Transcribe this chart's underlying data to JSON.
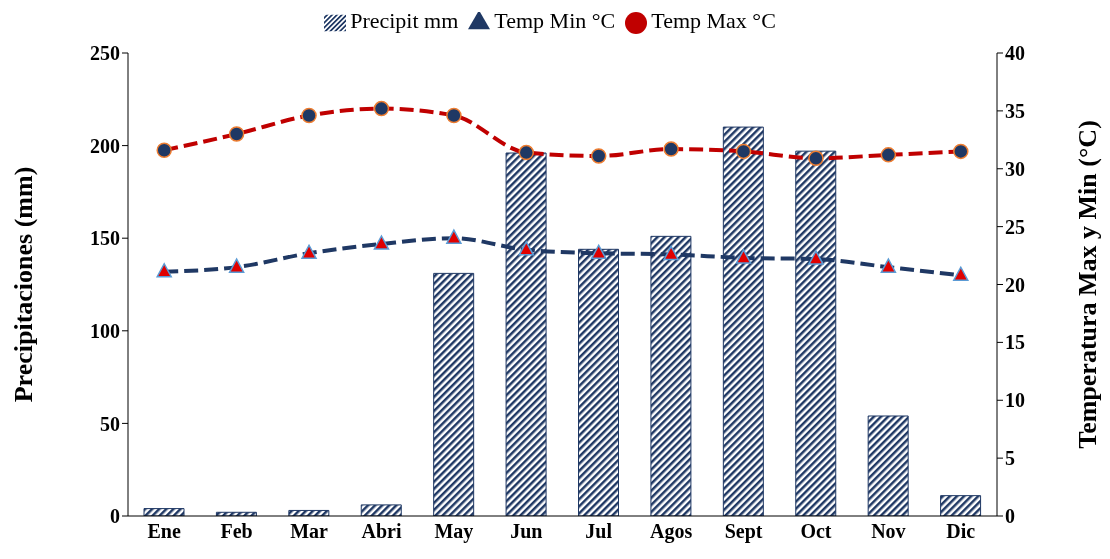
{
  "chart_data": {
    "type": "bar",
    "categories": [
      "Ene",
      "Feb",
      "Mar",
      "Abri",
      "May",
      "Jun",
      "Jul",
      "Agos",
      "Sept",
      "Oct",
      "Nov",
      "Dic"
    ],
    "ylabel": "Precipitaciones (mm)",
    "y2label": "Temperatura Max y Min  (°C)",
    "ylim": [
      0,
      250
    ],
    "yticks": [
      0,
      50,
      100,
      150,
      200,
      250
    ],
    "y2lim": [
      0,
      40
    ],
    "y2ticks": [
      0,
      5,
      10,
      15,
      20,
      25,
      30,
      35,
      40
    ],
    "legend": "top",
    "grid": false,
    "line_style": "dashed",
    "series": [
      {
        "name": "Precipit mm",
        "color": "#1f3864",
        "values": [
          4,
          2,
          3,
          6,
          131,
          196,
          144,
          151,
          210,
          197,
          54,
          11
        ]
      },
      {
        "name": "Temp Min °C",
        "type": "line",
        "axis": "y2",
        "marker": "triangle",
        "color": "#1f3864",
        "values": [
          21.1,
          21.5,
          22.7,
          23.5,
          24.0,
          23.0,
          22.7,
          22.6,
          22.3,
          22.2,
          21.5,
          20.8
        ]
      },
      {
        "name": "Temp Max °C",
        "type": "line",
        "axis": "y2",
        "marker": "circle",
        "color": "#c00000",
        "values": [
          31.6,
          33.0,
          34.6,
          35.2,
          34.6,
          31.4,
          31.1,
          31.7,
          31.5,
          30.9,
          31.2,
          31.5
        ]
      }
    ]
  }
}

Work to complete |
Tell how many lines of the data include the word "name", and nothing else.

Finished exercise |
3